_STATED TASK_. Print every one of the following lines without changing anything in them.

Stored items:
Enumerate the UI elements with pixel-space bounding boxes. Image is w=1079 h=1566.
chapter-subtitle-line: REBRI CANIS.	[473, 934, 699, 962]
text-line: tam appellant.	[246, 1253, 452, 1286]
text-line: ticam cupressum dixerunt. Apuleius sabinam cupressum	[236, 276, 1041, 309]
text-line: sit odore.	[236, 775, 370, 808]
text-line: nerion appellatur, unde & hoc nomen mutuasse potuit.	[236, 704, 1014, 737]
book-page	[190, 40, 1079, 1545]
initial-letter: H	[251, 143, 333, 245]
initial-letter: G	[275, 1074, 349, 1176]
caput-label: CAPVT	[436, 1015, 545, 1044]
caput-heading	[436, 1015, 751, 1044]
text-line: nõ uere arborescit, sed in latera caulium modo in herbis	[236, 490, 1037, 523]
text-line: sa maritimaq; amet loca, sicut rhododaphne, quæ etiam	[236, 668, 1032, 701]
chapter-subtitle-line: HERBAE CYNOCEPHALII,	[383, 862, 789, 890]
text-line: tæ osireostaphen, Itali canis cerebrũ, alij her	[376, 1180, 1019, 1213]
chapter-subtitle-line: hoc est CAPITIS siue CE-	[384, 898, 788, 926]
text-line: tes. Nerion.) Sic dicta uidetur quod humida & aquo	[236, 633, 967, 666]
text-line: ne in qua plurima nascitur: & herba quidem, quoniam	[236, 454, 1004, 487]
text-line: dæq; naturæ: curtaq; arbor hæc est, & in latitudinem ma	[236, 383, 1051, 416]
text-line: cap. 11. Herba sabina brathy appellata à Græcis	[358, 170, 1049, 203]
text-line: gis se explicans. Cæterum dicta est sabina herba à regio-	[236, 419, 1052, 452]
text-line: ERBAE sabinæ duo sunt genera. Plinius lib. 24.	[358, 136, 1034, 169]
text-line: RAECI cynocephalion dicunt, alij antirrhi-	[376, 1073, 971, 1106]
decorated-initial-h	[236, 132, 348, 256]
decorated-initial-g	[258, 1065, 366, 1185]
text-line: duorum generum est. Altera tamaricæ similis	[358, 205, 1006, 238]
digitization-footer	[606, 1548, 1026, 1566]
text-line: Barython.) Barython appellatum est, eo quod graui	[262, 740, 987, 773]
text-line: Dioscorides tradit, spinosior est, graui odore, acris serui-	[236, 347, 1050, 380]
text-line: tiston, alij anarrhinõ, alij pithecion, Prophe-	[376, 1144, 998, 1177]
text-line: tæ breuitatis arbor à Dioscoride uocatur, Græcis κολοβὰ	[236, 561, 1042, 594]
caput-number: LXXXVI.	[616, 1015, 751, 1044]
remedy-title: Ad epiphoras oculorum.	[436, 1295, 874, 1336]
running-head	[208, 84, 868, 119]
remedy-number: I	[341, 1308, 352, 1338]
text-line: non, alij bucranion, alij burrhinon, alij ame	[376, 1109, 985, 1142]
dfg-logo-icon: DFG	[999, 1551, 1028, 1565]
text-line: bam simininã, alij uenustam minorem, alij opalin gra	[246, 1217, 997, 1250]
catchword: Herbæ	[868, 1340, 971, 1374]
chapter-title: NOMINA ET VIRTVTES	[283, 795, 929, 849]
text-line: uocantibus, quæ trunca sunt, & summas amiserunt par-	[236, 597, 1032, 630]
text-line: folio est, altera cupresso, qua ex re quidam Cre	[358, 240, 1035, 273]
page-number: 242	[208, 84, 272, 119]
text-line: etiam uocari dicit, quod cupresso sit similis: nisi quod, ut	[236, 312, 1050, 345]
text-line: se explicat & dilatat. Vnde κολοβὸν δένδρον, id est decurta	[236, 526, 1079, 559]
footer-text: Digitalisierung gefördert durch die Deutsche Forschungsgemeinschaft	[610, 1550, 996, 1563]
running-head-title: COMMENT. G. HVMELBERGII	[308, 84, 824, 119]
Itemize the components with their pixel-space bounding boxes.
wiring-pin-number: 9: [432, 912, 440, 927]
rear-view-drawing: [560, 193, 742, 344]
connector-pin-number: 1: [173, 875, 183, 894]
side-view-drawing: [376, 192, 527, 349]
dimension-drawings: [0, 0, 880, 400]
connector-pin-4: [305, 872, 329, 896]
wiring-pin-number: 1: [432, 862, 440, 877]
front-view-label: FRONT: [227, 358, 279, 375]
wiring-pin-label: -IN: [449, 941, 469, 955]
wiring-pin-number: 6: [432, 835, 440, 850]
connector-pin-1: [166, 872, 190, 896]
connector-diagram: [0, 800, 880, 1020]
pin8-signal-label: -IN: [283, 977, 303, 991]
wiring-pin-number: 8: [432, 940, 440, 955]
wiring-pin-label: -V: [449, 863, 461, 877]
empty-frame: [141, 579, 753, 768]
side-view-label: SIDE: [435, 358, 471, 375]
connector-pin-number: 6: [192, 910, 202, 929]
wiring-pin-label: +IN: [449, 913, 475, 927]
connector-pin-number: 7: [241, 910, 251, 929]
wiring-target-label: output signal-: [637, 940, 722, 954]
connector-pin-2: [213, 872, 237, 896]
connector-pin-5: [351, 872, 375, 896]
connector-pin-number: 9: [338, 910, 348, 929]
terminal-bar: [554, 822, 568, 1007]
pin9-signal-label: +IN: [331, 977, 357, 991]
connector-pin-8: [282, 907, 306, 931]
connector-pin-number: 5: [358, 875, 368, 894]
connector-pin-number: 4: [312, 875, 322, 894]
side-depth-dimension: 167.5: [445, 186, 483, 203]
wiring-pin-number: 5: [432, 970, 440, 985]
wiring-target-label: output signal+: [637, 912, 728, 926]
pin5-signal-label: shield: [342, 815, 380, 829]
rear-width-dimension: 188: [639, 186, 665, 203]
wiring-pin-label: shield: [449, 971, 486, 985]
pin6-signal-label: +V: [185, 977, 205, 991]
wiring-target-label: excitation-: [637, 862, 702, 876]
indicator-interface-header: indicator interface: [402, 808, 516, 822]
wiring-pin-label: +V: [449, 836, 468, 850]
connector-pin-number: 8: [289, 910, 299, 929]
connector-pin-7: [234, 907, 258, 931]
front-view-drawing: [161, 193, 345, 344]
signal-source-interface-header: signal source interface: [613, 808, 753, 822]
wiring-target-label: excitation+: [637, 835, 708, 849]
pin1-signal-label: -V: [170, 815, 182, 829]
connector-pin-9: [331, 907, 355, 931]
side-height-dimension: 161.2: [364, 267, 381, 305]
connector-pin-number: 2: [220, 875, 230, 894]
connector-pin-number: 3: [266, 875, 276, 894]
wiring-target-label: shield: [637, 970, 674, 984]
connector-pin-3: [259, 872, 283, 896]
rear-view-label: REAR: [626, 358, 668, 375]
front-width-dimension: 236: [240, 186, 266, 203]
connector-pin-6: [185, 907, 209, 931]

_WRITTEN RESPONSE_.
Enumerate the UI elements with pixel-space bounding boxes. Image is w=1079 h=1566.
chapter-subtitle-line: REBRI CANIS.	[473, 934, 699, 962]
text-line: tam appellant.	[246, 1253, 452, 1286]
text-line: ticam cupressum dixerunt. Apuleius sabinam cupressum	[236, 276, 1041, 309]
text-line: sit odore.	[236, 775, 370, 808]
text-line: nerion appellatur, unde & hoc nomen mutuasse potuit.	[236, 704, 1014, 737]
book-page	[190, 40, 1079, 1545]
initial-letter: H	[251, 143, 333, 245]
initial-letter: G	[275, 1074, 349, 1176]
caput-label: CAPVT	[436, 1015, 545, 1044]
caput-heading	[436, 1015, 751, 1044]
text-line: nõ uere arborescit, sed in latera caulium modo in herbis	[236, 490, 1037, 523]
text-line: sa maritimaq; amet loca, sicut rhododaphne, quæ etiam	[236, 668, 1032, 701]
chapter-subtitle-line: HERBAE CYNOCEPHALII,	[383, 862, 789, 890]
text-line: tæ osireostaphen, Itali canis cerebrũ, alij her	[376, 1180, 1019, 1213]
chapter-subtitle-line: hoc est CAPITIS siue CE-	[384, 898, 788, 926]
text-line: tes. Nerion.) Sic dicta uidetur quod humida & aquo	[236, 633, 967, 666]
text-line: ne in qua plurima nascitur: & herba quidem, quoniam	[236, 454, 1004, 487]
text-line: dæq; naturæ: curtaq; arbor hæc est, & in latitudinem ma	[236, 383, 1051, 416]
text-line: cap. 11. Herba sabina brathy appellata à Græcis	[358, 170, 1049, 203]
text-line: gis se explicans. Cæterum dicta est sabina herba à regio-	[236, 419, 1052, 452]
text-line: ERBAE sabinæ duo sunt genera. Plinius lib. 24.	[358, 136, 1034, 169]
text-line: RAECI cynocephalion dicunt, alij antirrhi-	[376, 1073, 971, 1106]
decorated-initial-h	[236, 132, 348, 256]
decorated-initial-g	[258, 1065, 366, 1185]
text-line: duorum generum est. Altera tamaricæ similis	[358, 205, 1006, 238]
digitization-footer	[606, 1548, 1026, 1566]
text-line: Barython.) Barython appellatum est, eo quod graui	[262, 740, 987, 773]
text-line: Dioscorides tradit, spinosior est, graui odore, acris serui-	[236, 347, 1050, 380]
text-line: tiston, alij anarrhinõ, alij pithecion, Prophe-	[376, 1144, 998, 1177]
text-line: tæ breuitatis arbor à Dioscoride uocatur, Græcis κολοβὰ	[236, 561, 1042, 594]
caput-number: LXXXVI.	[616, 1015, 751, 1044]
remedy-title: Ad epiphoras oculorum.	[436, 1295, 874, 1336]
running-head	[208, 84, 868, 119]
remedy-number: I	[341, 1308, 352, 1338]
text-line: non, alij bucranion, alij burrhinon, alij ame	[376, 1109, 985, 1142]
dfg-logo-icon: DFG	[999, 1551, 1028, 1565]
text-line: bam simininã, alij uenustam minorem, alij opalin gra	[246, 1217, 997, 1250]
catchword: Herbæ	[868, 1340, 971, 1374]
chapter-title: NOMINA ET VIRTVTES	[283, 795, 929, 849]
text-line: uocantibus, quæ trunca sunt, & summas amiserunt par-	[236, 597, 1032, 630]
text-line: folio est, altera cupresso, qua ex re quidam Cre	[358, 240, 1035, 273]
page-number: 242	[208, 84, 272, 119]
text-line: etiam uocari dicit, quod cupresso sit similis: nisi quod, ut	[236, 312, 1050, 345]
text-line: se explicat & dilatat. Vnde κολοβὸν δένδρον, id est decurta	[236, 526, 1079, 559]
footer-text: Digitalisierung gefördert durch die Deutsche Forschungsgemeinschaft	[610, 1550, 996, 1563]
running-head-title: COMMENT. G. HVMELBERGII	[308, 84, 824, 119]
Itemize the components with their pixel-space bounding boxes.
wiring-pin-number: 9: [432, 912, 440, 927]
rear-view-drawing: [560, 193, 742, 344]
connector-pin-number: 1: [173, 875, 183, 894]
side-view-drawing: [376, 192, 527, 349]
dimension-drawings: [0, 0, 880, 400]
connector-pin-4: [305, 872, 329, 896]
wiring-pin-number: 1: [432, 862, 440, 877]
front-view-label: FRONT: [227, 358, 279, 375]
wiring-pin-label: -IN: [449, 941, 469, 955]
wiring-pin-number: 6: [432, 835, 440, 850]
connector-pin-1: [166, 872, 190, 896]
connector-diagram: [0, 800, 880, 1020]
pin8-signal-label: -IN: [283, 977, 303, 991]
wiring-pin-number: 8: [432, 940, 440, 955]
wiring-pin-label: -V: [449, 863, 461, 877]
empty-frame: [141, 579, 753, 768]
side-view-label: SIDE: [435, 358, 471, 375]
connector-pin-number: 6: [192, 910, 202, 929]
wiring-pin-label: +IN: [449, 913, 475, 927]
connector-pin-number: 7: [241, 910, 251, 929]
wiring-target-label: output signal-: [637, 940, 722, 954]
connector-pin-2: [213, 872, 237, 896]
connector-pin-5: [351, 872, 375, 896]
connector-pin-number: 9: [338, 910, 348, 929]
terminal-bar: [554, 822, 568, 1007]
pin9-signal-label: +IN: [331, 977, 357, 991]
connector-pin-8: [282, 907, 306, 931]
connector-pin-number: 5: [358, 875, 368, 894]
connector-pin-number: 4: [312, 875, 322, 894]
side-depth-dimension: 167.5: [445, 186, 483, 203]
wiring-pin-number: 5: [432, 970, 440, 985]
wiring-target-label: output signal+: [637, 912, 728, 926]
pin5-signal-label: shield: [342, 815, 380, 829]
rear-width-dimension: 188: [639, 186, 665, 203]
wiring-pin-label: shield: [449, 971, 486, 985]
pin6-signal-label: +V: [185, 977, 205, 991]
wiring-target-label: excitation-: [637, 862, 702, 876]
indicator-interface-header: indicator interface: [402, 808, 516, 822]
wiring-pin-label: +V: [449, 836, 468, 850]
connector-pin-number: 8: [289, 910, 299, 929]
connector-pin-7: [234, 907, 258, 931]
front-view-drawing: [161, 193, 345, 344]
signal-source-interface-header: signal source interface: [613, 808, 753, 822]
wiring-target-label: excitation+: [637, 835, 708, 849]
pin1-signal-label: -V: [170, 815, 182, 829]
connector-pin-9: [331, 907, 355, 931]
side-height-dimension: 161.2: [364, 267, 381, 305]
connector-pin-number: 2: [220, 875, 230, 894]
connector-pin-number: 3: [266, 875, 276, 894]
wiring-target-label: shield: [637, 970, 674, 984]
connector-pin-3: [259, 872, 283, 896]
rear-view-label: REAR: [626, 358, 668, 375]
front-width-dimension: 236: [240, 186, 266, 203]
connector-pin-6: [185, 907, 209, 931]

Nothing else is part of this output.